┌─ Records for this exercise

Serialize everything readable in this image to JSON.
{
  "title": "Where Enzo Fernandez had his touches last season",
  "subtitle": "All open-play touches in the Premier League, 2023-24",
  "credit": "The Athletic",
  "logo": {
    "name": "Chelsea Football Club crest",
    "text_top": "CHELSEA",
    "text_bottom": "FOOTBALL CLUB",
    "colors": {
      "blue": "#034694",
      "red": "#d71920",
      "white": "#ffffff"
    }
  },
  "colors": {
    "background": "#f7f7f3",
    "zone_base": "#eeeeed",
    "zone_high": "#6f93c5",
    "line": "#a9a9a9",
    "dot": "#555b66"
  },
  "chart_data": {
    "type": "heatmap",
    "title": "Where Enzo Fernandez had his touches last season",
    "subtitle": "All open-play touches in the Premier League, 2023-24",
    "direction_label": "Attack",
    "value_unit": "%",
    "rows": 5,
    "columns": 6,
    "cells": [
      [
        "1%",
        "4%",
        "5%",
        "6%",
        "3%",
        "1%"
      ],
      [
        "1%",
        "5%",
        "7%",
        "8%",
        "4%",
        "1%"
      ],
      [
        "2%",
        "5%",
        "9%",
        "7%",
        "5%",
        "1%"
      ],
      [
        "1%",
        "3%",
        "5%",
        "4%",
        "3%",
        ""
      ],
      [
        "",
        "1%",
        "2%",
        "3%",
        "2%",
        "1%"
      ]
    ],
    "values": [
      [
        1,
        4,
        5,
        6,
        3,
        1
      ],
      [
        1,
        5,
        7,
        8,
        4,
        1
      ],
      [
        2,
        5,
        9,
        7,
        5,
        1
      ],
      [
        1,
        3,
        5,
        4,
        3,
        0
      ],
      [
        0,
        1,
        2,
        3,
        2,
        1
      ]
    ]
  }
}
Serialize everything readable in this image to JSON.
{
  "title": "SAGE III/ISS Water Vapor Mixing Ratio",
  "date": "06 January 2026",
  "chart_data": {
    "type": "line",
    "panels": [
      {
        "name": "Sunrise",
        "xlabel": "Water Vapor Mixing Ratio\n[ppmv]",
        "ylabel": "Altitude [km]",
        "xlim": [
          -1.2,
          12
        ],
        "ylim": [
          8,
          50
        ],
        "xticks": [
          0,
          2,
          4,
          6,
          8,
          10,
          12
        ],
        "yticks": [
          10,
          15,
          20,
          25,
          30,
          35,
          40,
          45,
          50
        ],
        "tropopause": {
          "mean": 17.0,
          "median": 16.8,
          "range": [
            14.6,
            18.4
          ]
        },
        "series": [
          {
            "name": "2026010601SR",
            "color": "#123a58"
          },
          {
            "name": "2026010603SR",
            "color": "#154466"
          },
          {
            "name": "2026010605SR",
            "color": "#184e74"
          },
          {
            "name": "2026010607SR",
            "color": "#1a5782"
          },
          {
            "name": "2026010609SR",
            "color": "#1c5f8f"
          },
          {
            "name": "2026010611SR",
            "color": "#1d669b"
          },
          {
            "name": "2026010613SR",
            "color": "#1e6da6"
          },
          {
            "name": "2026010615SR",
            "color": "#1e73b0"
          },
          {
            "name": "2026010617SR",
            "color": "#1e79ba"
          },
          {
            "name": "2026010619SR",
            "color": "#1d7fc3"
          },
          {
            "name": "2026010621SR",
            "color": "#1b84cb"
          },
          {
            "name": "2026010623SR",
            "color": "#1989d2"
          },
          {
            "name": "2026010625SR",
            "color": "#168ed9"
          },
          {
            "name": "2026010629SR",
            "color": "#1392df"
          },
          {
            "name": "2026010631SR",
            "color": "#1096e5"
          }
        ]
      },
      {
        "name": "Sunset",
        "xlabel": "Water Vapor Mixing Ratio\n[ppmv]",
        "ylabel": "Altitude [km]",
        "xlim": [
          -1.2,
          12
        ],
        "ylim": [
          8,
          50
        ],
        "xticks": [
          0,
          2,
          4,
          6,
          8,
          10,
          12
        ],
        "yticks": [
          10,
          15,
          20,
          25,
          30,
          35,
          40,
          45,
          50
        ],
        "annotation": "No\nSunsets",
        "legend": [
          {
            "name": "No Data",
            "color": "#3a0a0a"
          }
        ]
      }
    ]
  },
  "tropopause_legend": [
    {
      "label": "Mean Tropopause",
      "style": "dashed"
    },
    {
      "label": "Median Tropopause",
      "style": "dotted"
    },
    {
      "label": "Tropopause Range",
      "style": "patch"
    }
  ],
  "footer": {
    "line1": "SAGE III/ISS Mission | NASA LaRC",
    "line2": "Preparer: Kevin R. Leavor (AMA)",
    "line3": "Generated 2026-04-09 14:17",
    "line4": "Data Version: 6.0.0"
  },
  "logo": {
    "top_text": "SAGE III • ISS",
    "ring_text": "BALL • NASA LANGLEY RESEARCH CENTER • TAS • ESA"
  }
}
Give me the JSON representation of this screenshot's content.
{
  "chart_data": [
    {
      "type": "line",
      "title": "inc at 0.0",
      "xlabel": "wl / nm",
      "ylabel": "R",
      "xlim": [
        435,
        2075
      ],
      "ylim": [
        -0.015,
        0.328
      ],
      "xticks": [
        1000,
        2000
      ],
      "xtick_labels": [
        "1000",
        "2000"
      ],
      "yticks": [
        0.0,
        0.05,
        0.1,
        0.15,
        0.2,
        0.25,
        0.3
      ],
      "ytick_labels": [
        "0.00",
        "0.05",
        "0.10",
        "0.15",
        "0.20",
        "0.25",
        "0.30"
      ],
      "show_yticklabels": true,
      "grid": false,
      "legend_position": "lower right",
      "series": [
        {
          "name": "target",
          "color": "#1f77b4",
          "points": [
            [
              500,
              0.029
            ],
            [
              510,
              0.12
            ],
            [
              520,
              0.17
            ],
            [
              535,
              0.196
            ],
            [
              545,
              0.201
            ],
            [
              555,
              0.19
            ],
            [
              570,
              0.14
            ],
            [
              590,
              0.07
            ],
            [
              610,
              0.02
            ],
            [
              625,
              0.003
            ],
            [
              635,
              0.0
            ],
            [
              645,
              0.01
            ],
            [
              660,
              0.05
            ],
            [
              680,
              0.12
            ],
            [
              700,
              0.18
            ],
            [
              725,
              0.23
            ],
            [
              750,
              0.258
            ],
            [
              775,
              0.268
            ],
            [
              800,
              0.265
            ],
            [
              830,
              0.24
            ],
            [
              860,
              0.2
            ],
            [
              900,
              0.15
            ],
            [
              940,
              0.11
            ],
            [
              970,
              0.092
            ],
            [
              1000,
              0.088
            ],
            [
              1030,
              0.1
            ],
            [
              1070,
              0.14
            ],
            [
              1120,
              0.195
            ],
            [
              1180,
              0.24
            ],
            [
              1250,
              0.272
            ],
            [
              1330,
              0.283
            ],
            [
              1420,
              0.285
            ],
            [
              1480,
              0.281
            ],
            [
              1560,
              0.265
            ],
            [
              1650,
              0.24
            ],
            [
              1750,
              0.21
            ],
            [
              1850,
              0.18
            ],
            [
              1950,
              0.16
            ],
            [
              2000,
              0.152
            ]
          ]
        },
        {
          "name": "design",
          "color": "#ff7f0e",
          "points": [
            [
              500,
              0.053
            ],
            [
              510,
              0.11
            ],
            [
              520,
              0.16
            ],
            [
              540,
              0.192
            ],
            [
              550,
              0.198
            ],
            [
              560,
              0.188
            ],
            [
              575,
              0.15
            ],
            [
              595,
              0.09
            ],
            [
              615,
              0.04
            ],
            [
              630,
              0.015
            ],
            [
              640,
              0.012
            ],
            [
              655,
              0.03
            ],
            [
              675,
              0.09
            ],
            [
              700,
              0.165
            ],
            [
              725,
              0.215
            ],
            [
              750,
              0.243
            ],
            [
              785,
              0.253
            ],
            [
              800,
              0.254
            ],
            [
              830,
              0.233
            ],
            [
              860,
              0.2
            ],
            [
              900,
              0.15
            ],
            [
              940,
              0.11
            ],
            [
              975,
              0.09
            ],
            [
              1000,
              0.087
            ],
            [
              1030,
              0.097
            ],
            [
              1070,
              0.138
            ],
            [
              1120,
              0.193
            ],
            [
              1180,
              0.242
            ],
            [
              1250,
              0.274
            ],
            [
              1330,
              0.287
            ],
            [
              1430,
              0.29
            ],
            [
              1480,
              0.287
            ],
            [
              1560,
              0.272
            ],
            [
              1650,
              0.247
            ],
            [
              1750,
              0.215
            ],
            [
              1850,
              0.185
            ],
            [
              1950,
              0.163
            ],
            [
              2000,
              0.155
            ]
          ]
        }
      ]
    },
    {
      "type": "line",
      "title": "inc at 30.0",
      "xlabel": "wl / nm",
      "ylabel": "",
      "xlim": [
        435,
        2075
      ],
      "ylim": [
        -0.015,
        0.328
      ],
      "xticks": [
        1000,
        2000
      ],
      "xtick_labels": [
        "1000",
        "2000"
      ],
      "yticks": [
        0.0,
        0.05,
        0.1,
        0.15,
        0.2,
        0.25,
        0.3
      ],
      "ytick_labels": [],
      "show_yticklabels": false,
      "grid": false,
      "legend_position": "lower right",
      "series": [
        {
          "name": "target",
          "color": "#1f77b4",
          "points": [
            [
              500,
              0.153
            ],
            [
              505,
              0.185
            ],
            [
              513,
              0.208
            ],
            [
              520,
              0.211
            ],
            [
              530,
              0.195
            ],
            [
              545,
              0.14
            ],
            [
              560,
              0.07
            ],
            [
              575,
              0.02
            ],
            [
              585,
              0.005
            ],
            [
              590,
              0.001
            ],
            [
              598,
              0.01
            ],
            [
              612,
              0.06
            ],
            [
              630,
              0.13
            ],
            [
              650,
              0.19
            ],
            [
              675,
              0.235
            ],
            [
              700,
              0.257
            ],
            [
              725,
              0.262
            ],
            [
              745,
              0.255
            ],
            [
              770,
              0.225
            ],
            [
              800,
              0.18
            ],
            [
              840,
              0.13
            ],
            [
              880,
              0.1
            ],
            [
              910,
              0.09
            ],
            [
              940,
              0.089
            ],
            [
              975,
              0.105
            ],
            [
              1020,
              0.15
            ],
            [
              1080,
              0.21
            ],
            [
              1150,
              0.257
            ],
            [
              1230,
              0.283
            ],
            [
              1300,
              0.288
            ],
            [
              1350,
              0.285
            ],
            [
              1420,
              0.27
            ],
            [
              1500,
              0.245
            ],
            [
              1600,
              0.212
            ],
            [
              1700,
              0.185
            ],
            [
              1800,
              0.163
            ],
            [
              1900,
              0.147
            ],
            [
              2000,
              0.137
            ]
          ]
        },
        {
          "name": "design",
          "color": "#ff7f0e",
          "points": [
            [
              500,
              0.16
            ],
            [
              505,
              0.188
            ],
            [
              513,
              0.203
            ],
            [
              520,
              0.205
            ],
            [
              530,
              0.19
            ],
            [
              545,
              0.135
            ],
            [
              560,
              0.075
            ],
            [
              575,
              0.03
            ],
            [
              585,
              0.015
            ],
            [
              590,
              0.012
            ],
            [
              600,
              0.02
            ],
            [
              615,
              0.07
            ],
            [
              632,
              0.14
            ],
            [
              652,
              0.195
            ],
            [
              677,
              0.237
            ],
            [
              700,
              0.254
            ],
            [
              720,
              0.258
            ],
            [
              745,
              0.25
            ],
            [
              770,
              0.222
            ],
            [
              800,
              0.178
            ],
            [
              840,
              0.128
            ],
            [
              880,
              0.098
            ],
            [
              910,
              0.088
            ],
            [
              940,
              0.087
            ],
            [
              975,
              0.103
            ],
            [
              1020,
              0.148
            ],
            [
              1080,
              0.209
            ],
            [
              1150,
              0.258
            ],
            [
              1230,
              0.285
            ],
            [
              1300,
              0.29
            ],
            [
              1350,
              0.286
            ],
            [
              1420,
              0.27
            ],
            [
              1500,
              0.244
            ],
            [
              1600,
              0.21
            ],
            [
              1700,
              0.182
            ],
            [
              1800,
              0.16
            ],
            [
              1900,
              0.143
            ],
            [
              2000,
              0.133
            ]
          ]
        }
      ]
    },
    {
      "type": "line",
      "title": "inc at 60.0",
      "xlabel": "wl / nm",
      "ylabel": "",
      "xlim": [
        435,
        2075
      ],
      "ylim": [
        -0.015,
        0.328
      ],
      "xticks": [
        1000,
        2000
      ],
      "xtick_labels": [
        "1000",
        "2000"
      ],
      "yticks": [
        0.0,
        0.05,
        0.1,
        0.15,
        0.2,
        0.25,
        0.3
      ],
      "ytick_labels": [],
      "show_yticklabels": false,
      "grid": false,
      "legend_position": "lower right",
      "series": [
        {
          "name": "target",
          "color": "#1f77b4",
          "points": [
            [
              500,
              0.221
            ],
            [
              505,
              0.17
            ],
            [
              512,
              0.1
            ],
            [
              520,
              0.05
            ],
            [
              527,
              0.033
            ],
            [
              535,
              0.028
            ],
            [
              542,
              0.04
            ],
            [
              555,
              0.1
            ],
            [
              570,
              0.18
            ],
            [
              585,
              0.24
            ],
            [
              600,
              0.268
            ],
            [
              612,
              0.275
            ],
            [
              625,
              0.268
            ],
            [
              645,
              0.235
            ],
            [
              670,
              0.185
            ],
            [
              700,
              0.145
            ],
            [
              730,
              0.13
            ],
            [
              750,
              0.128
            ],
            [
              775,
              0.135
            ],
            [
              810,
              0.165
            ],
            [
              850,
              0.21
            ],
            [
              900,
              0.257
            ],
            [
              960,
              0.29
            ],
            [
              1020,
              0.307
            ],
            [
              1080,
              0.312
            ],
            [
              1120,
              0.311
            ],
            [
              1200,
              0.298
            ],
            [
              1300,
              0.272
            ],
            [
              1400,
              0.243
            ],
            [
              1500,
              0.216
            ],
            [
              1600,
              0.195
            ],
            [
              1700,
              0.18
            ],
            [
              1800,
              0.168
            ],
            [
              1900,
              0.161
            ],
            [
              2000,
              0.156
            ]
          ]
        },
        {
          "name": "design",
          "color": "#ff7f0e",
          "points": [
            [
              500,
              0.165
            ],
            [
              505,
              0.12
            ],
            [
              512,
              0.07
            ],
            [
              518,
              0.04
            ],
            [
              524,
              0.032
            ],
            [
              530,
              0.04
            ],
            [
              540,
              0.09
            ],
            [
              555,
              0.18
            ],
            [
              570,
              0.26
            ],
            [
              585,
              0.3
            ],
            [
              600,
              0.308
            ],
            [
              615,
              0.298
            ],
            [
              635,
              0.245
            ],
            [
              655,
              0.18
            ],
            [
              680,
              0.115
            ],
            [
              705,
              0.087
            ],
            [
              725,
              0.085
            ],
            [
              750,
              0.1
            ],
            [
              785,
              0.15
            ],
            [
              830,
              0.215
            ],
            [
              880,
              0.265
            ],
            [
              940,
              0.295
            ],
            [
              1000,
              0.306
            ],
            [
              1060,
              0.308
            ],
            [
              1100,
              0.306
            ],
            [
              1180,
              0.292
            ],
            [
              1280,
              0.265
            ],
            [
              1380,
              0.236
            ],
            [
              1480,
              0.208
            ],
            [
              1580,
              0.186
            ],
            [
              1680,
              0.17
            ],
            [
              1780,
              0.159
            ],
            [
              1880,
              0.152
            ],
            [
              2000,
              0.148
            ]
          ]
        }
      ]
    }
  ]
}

└─

→ **Exercise**: Copy every line in the records above that contains the word "League".

→ **Task response**:
  "subtitle": "All open-play touches in the Premier League, 2023-24",
    "subtitle": "All open-play touches in the Premier League, 2023-24",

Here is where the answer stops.